#### Task statement:
Give the entries again exactly, every one of them.
[Start of Recorded information]
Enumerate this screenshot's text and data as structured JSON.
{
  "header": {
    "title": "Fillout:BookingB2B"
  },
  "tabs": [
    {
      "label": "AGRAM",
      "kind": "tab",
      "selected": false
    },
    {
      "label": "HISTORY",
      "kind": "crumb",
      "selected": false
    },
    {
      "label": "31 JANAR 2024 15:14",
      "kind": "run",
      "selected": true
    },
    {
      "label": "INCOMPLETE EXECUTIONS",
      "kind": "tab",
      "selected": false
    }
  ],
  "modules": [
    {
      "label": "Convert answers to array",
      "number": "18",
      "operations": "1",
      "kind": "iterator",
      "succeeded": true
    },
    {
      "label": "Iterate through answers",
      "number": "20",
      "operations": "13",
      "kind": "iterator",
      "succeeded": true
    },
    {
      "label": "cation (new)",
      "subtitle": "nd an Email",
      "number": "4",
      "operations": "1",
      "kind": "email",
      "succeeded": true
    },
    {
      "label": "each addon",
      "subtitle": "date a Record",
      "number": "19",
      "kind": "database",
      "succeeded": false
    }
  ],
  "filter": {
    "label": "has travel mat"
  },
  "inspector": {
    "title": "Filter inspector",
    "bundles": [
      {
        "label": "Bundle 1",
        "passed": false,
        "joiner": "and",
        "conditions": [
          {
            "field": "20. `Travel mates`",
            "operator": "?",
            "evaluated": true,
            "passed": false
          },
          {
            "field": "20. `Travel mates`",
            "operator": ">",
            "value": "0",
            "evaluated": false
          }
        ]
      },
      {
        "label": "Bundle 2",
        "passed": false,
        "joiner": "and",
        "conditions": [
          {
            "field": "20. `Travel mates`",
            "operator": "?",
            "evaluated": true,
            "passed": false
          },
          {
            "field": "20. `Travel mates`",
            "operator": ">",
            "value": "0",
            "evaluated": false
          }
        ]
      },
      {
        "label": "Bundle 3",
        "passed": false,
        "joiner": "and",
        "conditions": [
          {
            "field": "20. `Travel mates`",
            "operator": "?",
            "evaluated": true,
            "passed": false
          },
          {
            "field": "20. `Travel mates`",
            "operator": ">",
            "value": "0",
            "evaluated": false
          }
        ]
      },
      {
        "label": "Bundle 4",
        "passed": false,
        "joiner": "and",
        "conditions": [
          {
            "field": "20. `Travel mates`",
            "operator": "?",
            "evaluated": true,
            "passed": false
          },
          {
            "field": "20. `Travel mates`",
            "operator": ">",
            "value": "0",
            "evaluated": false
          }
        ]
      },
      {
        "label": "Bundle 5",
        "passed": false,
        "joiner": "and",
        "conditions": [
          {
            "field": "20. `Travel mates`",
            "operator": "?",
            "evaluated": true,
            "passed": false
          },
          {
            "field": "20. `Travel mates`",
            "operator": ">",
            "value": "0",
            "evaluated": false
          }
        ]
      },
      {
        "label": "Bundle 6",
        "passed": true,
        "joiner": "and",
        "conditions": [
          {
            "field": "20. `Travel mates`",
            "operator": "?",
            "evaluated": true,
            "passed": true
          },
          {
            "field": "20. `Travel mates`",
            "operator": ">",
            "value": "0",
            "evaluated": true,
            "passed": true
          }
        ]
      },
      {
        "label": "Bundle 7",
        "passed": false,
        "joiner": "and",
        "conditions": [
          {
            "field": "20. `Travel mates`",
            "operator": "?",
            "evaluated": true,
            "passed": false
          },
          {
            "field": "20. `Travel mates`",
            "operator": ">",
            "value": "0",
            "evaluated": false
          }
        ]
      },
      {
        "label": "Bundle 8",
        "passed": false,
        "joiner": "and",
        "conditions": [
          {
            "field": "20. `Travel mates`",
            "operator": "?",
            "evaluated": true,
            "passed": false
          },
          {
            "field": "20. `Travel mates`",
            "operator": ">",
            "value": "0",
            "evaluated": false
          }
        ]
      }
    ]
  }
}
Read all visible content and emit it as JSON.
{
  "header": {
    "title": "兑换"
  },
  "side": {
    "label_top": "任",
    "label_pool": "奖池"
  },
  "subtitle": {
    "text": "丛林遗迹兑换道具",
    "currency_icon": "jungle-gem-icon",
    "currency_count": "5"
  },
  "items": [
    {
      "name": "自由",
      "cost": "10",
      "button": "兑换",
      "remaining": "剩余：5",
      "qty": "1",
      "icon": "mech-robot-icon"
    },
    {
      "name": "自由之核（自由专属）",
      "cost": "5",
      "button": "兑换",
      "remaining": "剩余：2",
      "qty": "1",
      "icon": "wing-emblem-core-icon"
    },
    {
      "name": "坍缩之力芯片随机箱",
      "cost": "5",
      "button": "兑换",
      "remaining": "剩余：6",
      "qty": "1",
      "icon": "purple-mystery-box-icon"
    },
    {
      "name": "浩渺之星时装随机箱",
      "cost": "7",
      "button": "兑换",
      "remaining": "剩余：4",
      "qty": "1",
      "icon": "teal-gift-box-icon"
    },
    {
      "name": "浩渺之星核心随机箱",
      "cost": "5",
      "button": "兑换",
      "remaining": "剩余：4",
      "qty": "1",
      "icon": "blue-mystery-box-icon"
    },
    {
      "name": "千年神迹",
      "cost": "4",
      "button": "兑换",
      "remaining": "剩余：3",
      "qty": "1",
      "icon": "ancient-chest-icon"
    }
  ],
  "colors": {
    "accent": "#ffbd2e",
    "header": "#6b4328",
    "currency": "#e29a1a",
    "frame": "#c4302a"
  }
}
[End of Recorded information]
#### Result of the exercise:
Enumerate this screenshot's text and data as structured JSON.
{
  "header": {
    "title": "Fillout:BookingB2B"
  },
  "tabs": [
    {
      "label": "AGRAM",
      "kind": "tab",
      "selected": false
    },
    {
      "label": "HISTORY",
      "kind": "crumb",
      "selected": false
    },
    {
      "label": "31 JANAR 2024 15:14",
      "kind": "run",
      "selected": true
    },
    {
      "label": "INCOMPLETE EXECUTIONS",
      "kind": "tab",
      "selected": false
    }
  ],
  "modules": [
    {
      "label": "Convert answers to array",
      "number": "18",
      "operations": "1",
      "kind": "iterator",
      "succeeded": true
    },
    {
      "label": "Iterate through answers",
      "number": "20",
      "operations": "13",
      "kind": "iterator",
      "succeeded": true
    },
    {
      "label": "cation (new)",
      "subtitle": "nd an Email",
      "number": "4",
      "operations": "1",
      "kind": "email",
      "succeeded": true
    },
    {
      "label": "each addon",
      "subtitle": "date a Record",
      "number": "19",
      "kind": "database",
      "succeeded": false
    }
  ],
  "filter": {
    "label": "has travel mat"
  },
  "inspector": {
    "title": "Filter inspector",
    "bundles": [
      {
        "label": "Bundle 1",
        "passed": false,
        "joiner": "and",
        "conditions": [
          {
            "field": "20. `Travel mates`",
            "operator": "?",
            "evaluated": true,
            "passed": false
          },
          {
            "field": "20. `Travel mates`",
            "operator": ">",
            "value": "0",
            "evaluated": false
          }
        ]
      },
      {
        "label": "Bundle 2",
        "passed": false,
        "joiner": "and",
        "conditions": [
          {
            "field": "20. `Travel mates`",
            "operator": "?",
            "evaluated": true,
            "passed": false
          },
          {
            "field": "20. `Travel mates`",
            "operator": ">",
            "value": "0",
            "evaluated": false
          }
        ]
      },
      {
        "label": "Bundle 3",
        "passed": false,
        "joiner": "and",
        "conditions": [
          {
            "field": "20. `Travel mates`",
            "operator": "?",
            "evaluated": true,
            "passed": false
          },
          {
            "field": "20. `Travel mates`",
            "operator": ">",
            "value": "0",
            "evaluated": false
          }
        ]
      },
      {
        "label": "Bundle 4",
        "passed": false,
        "joiner": "and",
        "conditions": [
          {
            "field": "20. `Travel mates`",
            "operator": "?",
            "evaluated": true,
            "passed": false
          },
          {
            "field": "20. `Travel mates`",
            "operator": ">",
            "value": "0",
            "evaluated": false
          }
        ]
      },
      {
        "label": "Bundle 5",
        "passed": false,
        "joiner": "and",
        "conditions": [
          {
            "field": "20. `Travel mates`",
            "operator": "?",
            "evaluated": true,
            "passed": false
          },
          {
            "field": "20. `Travel mates`",
            "operator": ">",
            "value": "0",
            "evaluated": false
          }
        ]
      },
      {
        "label": "Bundle 6",
        "passed": true,
        "joiner": "and",
        "conditions": [
          {
            "field": "20. `Travel mates`",
            "operator": "?",
            "evaluated": true,
            "passed": true
          },
          {
            "field": "20. `Travel mates`",
            "operator": ">",
            "value": "0",
            "evaluated": true,
            "passed": true
          }
        ]
      },
      {
        "label": "Bundle 7",
        "passed": false,
        "joiner": "and",
        "conditions": [
          {
            "field": "20. `Travel mates`",
            "operator": "?",
            "evaluated": true,
            "passed": false
          },
          {
            "field": "20. `Travel mates`",
            "operator": ">",
            "value": "0",
            "evaluated": false
          }
        ]
      },
      {
        "label": "Bundle 8",
        "passed": false,
        "joiner": "and",
        "conditions": [
          {
            "field": "20. `Travel mates`",
            "operator": "?",
            "evaluated": true,
            "passed": false
          },
          {
            "field": "20. `Travel mates`",
            "operator": ">",
            "value": "0",
            "evaluated": false
          }
        ]
      }
    ]
  }
}
Read all visible content and emit it as JSON.
{
  "header": {
    "title": "兑换"
  },
  "side": {
    "label_top": "任",
    "label_pool": "奖池"
  },
  "subtitle": {
    "text": "丛林遗迹兑换道具",
    "currency_icon": "jungle-gem-icon",
    "currency_count": "5"
  },
  "items": [
    {
      "name": "自由",
      "cost": "10",
      "button": "兑换",
      "remaining": "剩余：5",
      "qty": "1",
      "icon": "mech-robot-icon"
    },
    {
      "name": "自由之核（自由专属）",
      "cost": "5",
      "button": "兑换",
      "remaining": "剩余：2",
      "qty": "1",
      "icon": "wing-emblem-core-icon"
    },
    {
      "name": "坍缩之力芯片随机箱",
      "cost": "5",
      "button": "兑换",
      "remaining": "剩余：6",
      "qty": "1",
      "icon": "purple-mystery-box-icon"
    },
    {
      "name": "浩渺之星时装随机箱",
      "cost": "7",
      "button": "兑换",
      "remaining": "剩余：4",
      "qty": "1",
      "icon": "teal-gift-box-icon"
    },
    {
      "name": "浩渺之星核心随机箱",
      "cost": "5",
      "button": "兑换",
      "remaining": "剩余：4",
      "qty": "1",
      "icon": "blue-mystery-box-icon"
    },
    {
      "name": "千年神迹",
      "cost": "4",
      "button": "兑换",
      "remaining": "剩余：3",
      "qty": "1",
      "icon": "ancient-chest-icon"
    }
  ],
  "colors": {
    "accent": "#ffbd2e",
    "header": "#6b4328",
    "currency": "#e29a1a",
    "frame": "#c4302a"
  }
}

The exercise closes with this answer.